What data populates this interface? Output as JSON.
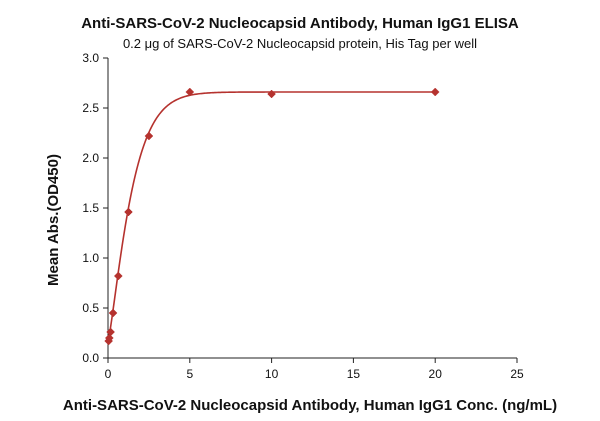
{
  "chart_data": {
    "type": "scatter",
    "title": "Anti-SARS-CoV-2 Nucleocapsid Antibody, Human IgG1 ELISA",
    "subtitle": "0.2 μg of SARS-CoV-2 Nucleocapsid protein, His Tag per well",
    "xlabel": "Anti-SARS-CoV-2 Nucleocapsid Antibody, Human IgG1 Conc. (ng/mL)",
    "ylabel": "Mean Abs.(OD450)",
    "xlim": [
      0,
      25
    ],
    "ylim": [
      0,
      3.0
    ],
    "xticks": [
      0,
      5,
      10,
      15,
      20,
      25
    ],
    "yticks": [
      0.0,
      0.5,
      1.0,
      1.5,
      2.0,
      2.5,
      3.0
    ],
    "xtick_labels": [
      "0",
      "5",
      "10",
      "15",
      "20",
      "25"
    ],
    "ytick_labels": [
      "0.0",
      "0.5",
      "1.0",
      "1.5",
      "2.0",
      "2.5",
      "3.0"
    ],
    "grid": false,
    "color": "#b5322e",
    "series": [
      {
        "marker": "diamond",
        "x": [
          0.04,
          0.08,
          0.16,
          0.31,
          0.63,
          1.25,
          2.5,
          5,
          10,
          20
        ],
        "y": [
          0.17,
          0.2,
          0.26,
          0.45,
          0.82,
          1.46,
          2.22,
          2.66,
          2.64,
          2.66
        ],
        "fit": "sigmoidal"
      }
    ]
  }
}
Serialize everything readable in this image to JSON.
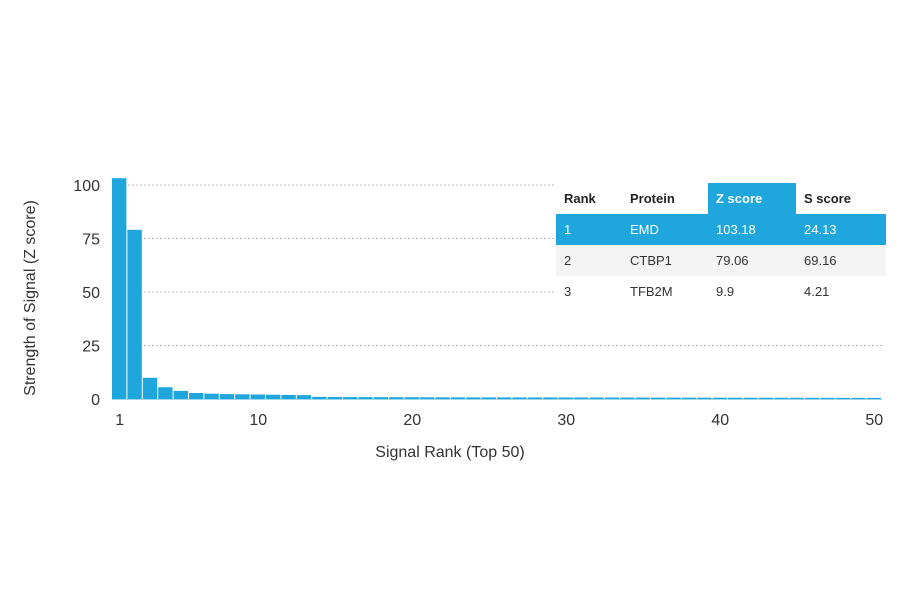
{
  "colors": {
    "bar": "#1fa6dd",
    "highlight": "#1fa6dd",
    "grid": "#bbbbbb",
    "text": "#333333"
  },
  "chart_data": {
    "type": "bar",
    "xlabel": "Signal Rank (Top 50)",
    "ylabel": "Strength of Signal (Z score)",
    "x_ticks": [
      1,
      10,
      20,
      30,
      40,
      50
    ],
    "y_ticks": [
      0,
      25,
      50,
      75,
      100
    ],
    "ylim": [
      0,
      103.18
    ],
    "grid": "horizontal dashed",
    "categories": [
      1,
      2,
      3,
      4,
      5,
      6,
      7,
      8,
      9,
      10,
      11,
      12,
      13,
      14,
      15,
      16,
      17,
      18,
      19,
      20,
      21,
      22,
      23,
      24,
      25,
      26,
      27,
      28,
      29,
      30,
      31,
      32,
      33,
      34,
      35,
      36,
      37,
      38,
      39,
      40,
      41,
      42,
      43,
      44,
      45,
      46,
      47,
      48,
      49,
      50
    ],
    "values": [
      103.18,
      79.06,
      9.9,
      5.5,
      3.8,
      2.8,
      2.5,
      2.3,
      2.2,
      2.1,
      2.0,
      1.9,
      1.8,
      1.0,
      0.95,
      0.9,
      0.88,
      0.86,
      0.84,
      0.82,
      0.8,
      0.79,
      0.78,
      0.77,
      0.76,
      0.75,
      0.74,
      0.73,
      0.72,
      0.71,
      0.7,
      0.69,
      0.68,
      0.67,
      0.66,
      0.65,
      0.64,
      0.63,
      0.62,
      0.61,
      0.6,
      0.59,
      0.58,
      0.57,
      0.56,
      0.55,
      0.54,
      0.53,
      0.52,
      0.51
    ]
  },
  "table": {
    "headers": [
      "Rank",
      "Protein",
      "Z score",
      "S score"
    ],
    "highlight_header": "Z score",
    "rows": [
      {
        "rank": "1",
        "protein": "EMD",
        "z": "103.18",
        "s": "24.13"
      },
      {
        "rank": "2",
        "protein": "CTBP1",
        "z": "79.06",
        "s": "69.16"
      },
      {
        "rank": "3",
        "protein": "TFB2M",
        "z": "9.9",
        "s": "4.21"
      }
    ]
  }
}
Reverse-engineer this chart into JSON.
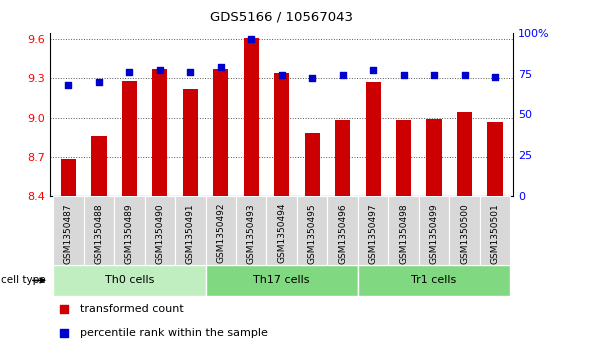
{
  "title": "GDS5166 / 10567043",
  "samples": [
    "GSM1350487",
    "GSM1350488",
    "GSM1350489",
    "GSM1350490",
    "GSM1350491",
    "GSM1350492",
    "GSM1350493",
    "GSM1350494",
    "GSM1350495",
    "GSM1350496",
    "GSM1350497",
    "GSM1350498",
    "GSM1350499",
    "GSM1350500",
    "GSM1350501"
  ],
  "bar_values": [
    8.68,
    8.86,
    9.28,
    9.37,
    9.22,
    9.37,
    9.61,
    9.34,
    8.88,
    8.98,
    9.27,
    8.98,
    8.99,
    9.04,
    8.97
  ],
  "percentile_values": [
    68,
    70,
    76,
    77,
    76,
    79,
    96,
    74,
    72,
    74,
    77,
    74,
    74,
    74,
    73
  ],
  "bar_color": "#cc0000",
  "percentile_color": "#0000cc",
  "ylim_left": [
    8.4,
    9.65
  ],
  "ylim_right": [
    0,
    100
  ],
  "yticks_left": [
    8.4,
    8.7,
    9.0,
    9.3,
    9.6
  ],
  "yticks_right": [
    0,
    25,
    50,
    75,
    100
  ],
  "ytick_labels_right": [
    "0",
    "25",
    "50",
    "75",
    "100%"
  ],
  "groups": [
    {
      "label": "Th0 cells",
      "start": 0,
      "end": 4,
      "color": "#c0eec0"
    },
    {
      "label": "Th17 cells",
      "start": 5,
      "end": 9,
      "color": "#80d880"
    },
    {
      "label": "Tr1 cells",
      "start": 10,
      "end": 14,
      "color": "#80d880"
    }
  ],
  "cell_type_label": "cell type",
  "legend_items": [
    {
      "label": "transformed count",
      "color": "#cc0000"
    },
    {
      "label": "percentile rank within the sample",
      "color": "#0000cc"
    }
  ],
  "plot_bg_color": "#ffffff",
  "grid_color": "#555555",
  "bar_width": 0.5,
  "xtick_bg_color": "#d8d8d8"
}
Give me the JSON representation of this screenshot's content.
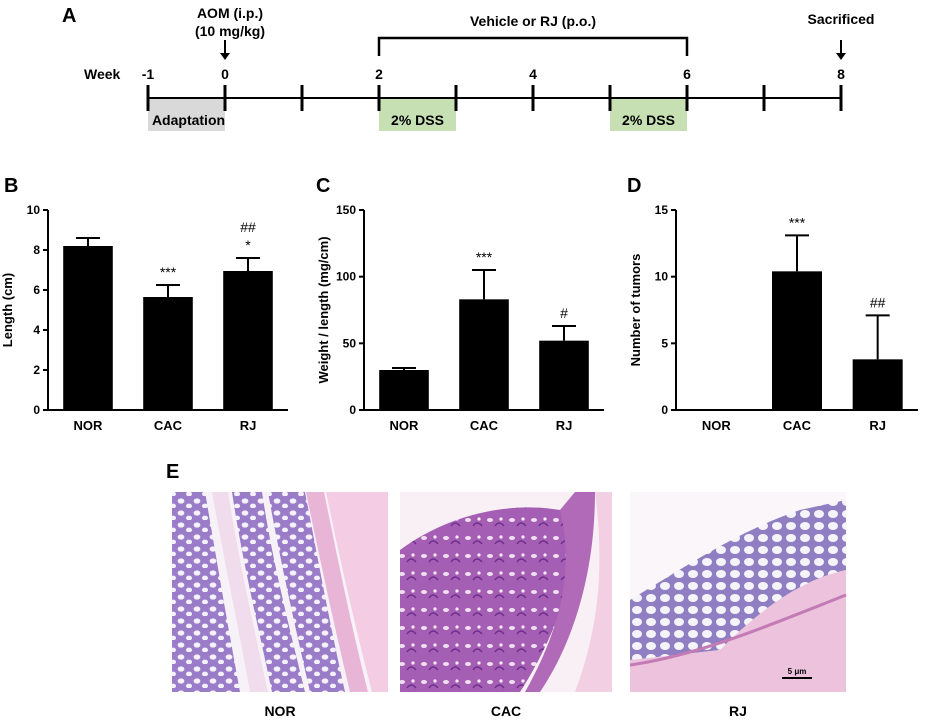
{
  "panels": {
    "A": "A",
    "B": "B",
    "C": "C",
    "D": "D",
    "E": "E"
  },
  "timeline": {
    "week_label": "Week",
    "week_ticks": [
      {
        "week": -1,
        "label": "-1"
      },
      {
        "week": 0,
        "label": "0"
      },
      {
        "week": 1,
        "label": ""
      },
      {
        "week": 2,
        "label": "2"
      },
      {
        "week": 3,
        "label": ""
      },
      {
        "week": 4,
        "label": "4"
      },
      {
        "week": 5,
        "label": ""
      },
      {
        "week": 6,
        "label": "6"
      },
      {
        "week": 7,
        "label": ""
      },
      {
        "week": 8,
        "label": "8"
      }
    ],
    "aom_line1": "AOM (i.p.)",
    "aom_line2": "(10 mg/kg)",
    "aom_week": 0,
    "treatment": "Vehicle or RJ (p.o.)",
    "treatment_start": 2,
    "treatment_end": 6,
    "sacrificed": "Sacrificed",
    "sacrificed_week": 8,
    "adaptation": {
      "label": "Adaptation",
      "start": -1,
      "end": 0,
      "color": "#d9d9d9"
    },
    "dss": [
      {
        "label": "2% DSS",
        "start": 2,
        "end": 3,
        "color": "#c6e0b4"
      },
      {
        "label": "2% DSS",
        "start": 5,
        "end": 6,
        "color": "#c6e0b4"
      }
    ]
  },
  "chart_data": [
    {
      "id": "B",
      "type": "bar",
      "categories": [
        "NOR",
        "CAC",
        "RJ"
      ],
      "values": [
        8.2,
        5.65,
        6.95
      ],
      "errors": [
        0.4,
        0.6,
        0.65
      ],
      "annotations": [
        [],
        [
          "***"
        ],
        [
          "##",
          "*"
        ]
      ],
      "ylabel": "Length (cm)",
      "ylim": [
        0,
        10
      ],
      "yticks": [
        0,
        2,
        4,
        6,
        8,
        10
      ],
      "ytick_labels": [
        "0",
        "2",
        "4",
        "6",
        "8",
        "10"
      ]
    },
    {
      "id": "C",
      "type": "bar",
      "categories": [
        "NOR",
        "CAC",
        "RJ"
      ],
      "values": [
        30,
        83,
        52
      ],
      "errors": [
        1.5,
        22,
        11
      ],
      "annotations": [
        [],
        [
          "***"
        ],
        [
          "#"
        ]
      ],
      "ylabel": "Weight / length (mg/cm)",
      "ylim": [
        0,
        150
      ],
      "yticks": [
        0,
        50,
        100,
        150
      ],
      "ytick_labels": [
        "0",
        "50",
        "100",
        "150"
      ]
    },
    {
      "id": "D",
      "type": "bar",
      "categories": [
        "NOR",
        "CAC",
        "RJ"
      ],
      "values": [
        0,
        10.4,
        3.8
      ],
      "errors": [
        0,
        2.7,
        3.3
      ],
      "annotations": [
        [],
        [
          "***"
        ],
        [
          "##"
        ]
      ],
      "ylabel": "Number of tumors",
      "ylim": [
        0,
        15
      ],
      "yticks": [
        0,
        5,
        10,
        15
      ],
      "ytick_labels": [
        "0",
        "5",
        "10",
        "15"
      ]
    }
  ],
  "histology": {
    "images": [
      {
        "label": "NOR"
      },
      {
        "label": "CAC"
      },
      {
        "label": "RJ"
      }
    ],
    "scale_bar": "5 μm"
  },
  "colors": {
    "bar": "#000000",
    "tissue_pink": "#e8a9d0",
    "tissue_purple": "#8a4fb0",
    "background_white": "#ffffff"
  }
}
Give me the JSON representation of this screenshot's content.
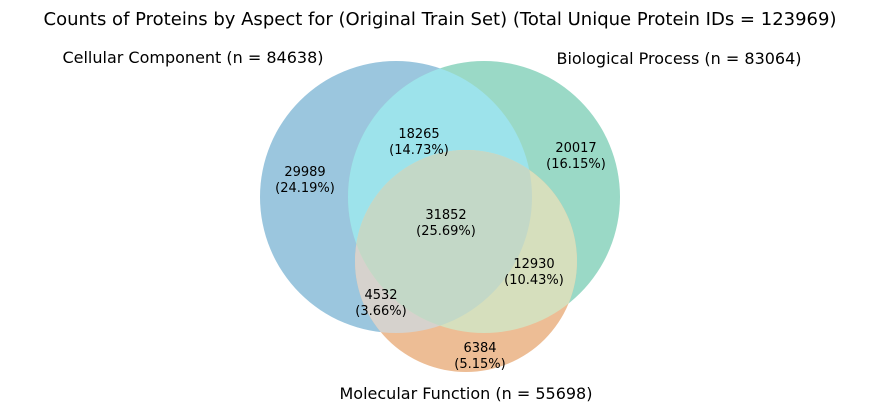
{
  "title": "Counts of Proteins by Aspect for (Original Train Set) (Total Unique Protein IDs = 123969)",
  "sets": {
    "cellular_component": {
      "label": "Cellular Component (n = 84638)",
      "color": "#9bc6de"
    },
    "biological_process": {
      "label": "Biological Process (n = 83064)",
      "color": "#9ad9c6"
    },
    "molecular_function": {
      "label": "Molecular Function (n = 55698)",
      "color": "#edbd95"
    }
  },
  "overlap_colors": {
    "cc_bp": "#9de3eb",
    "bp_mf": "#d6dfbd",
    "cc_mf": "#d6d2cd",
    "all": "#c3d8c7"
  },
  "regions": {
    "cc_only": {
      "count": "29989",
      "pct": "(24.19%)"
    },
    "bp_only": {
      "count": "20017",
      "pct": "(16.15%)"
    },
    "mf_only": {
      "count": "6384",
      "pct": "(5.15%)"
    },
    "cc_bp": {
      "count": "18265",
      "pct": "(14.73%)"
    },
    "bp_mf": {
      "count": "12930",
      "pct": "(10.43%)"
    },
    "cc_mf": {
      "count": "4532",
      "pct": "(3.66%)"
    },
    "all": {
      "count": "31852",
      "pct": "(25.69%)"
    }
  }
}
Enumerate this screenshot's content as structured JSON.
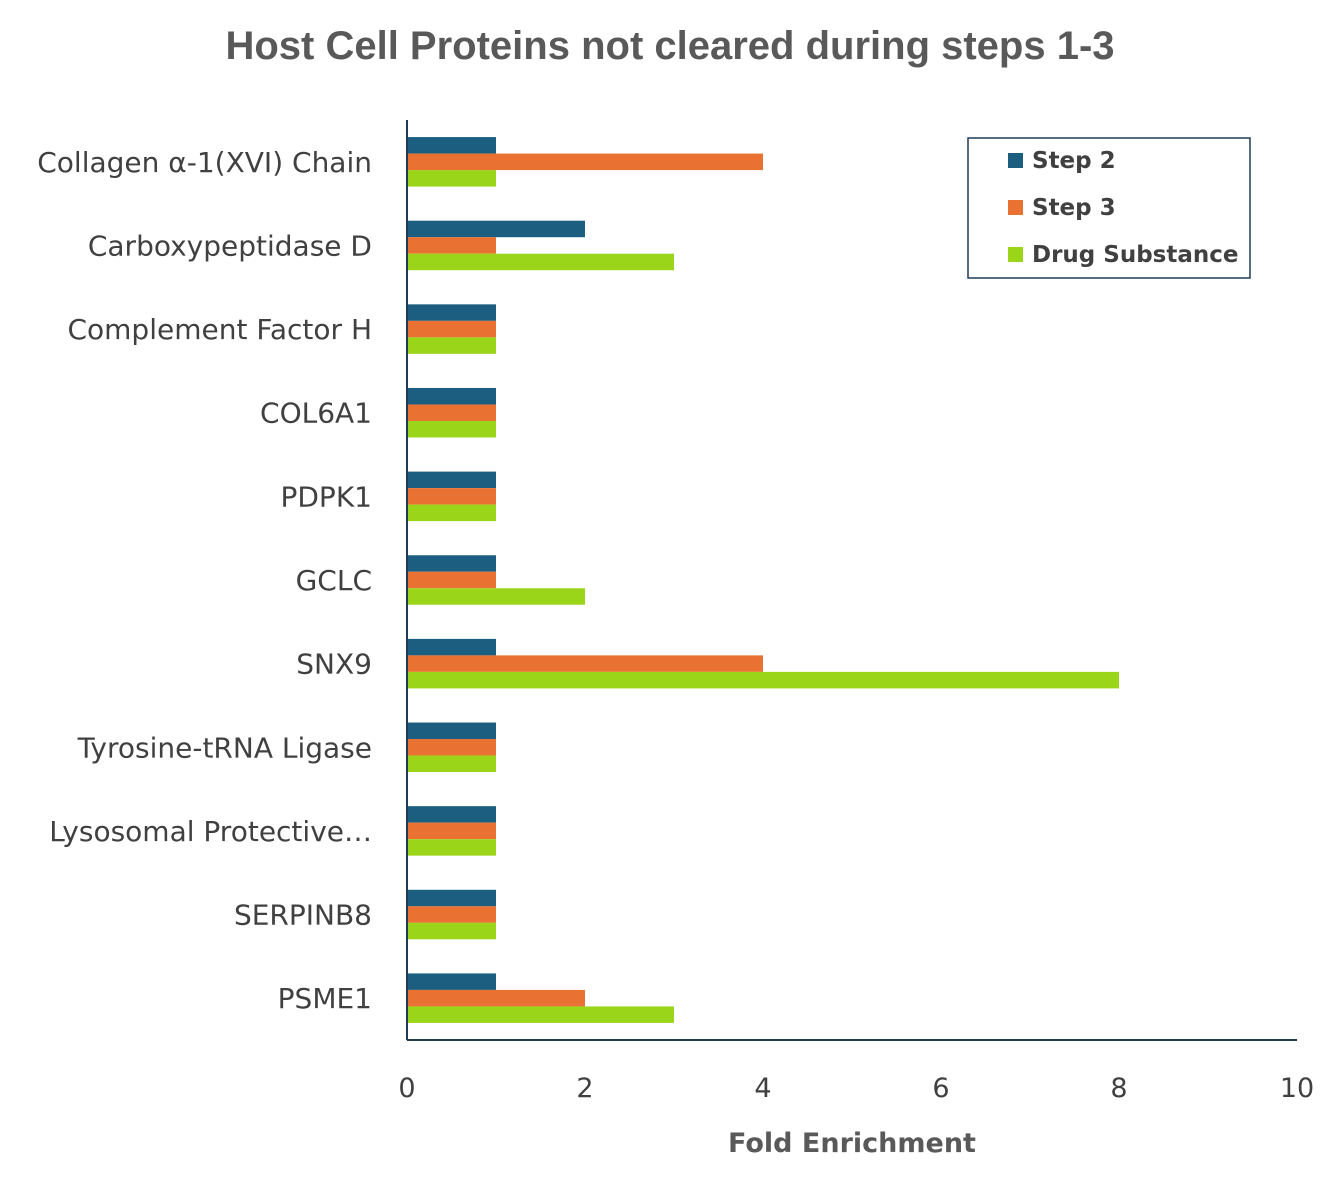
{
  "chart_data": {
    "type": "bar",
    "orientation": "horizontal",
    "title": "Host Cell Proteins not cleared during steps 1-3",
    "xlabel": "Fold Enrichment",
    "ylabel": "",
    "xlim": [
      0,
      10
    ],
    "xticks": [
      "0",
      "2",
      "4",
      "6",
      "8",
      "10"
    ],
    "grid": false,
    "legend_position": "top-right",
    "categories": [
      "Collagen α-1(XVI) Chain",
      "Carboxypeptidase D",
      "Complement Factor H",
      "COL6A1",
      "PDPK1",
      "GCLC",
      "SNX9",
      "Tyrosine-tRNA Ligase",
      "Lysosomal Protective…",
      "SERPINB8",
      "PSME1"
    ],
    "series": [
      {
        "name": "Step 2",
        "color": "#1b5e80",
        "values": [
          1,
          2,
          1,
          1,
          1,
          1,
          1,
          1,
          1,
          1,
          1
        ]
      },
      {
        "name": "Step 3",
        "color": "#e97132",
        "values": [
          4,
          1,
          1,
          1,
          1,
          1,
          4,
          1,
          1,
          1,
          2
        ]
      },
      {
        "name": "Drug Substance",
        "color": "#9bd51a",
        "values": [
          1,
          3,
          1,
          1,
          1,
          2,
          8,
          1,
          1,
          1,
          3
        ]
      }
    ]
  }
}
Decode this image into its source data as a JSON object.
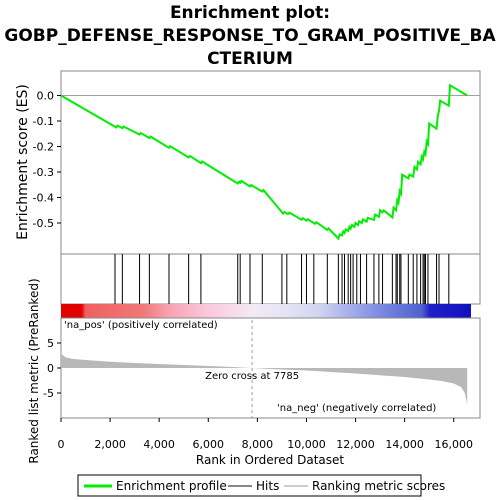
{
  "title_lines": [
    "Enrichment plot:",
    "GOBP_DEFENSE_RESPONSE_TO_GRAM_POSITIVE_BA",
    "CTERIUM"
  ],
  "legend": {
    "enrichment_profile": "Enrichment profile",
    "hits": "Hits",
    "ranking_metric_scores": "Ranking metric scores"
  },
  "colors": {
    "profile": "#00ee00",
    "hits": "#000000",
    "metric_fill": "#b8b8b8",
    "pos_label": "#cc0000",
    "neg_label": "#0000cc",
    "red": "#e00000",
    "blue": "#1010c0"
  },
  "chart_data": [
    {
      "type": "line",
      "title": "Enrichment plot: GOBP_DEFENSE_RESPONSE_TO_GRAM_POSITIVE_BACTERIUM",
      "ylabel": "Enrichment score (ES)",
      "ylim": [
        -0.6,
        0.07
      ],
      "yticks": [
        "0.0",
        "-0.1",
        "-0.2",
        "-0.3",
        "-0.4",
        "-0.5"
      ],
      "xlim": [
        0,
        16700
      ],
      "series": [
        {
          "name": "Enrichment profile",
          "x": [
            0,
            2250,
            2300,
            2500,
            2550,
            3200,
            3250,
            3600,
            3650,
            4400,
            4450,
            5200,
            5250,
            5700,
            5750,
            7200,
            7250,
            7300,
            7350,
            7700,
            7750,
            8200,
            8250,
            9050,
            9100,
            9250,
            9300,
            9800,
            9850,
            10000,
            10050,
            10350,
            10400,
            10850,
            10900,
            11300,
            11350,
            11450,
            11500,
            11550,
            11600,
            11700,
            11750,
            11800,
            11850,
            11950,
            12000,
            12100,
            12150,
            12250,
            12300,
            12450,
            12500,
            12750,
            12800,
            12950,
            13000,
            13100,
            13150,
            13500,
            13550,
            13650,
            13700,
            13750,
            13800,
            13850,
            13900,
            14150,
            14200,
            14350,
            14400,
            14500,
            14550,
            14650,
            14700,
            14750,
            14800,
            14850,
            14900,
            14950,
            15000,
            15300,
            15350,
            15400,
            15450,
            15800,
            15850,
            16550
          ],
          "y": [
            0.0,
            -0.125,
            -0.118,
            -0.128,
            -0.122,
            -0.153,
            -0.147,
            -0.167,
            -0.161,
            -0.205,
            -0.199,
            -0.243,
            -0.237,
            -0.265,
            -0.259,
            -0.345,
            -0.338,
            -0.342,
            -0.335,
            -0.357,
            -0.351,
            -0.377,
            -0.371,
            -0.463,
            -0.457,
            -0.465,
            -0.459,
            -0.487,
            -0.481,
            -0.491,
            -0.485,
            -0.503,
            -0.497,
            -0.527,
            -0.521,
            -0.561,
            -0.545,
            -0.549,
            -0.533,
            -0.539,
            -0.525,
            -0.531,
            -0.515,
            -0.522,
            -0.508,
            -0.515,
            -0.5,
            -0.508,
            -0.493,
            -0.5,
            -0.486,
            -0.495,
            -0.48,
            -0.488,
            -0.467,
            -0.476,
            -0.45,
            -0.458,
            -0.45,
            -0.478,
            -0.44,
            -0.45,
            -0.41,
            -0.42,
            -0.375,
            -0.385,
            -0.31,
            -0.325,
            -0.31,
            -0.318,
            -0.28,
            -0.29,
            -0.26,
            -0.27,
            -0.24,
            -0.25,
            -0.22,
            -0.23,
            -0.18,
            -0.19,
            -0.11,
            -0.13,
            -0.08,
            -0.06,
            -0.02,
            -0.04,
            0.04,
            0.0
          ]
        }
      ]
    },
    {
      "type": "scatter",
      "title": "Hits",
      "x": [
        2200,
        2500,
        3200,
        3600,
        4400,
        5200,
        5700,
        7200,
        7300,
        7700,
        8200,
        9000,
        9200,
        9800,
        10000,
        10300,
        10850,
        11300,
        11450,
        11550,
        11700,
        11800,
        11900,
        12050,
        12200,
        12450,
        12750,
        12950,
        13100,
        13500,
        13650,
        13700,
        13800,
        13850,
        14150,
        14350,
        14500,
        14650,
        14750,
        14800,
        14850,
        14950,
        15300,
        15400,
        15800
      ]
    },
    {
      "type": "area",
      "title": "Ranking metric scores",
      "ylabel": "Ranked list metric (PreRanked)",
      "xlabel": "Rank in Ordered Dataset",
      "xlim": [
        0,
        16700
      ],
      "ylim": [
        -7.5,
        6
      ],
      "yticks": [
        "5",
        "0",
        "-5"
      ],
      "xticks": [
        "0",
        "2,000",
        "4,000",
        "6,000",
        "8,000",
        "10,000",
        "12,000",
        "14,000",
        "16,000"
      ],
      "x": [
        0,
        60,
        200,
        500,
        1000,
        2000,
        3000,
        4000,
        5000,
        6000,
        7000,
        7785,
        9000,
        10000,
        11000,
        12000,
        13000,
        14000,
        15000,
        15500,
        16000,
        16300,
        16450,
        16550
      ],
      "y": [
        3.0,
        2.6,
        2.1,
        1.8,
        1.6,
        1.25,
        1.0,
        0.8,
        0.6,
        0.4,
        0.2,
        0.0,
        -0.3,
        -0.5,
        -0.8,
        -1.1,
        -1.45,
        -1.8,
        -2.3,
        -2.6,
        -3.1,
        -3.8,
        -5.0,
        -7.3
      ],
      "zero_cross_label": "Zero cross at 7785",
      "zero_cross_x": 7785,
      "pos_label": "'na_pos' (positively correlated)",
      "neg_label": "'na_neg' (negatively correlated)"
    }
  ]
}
---------------
* [Exercise]: Extract every line from the records above that contains the word "Signal".

* [Task response]:
    "xlabel": "Signal Rank (Top 50)",
    "ylabel": "Strength of Signal (Z score)",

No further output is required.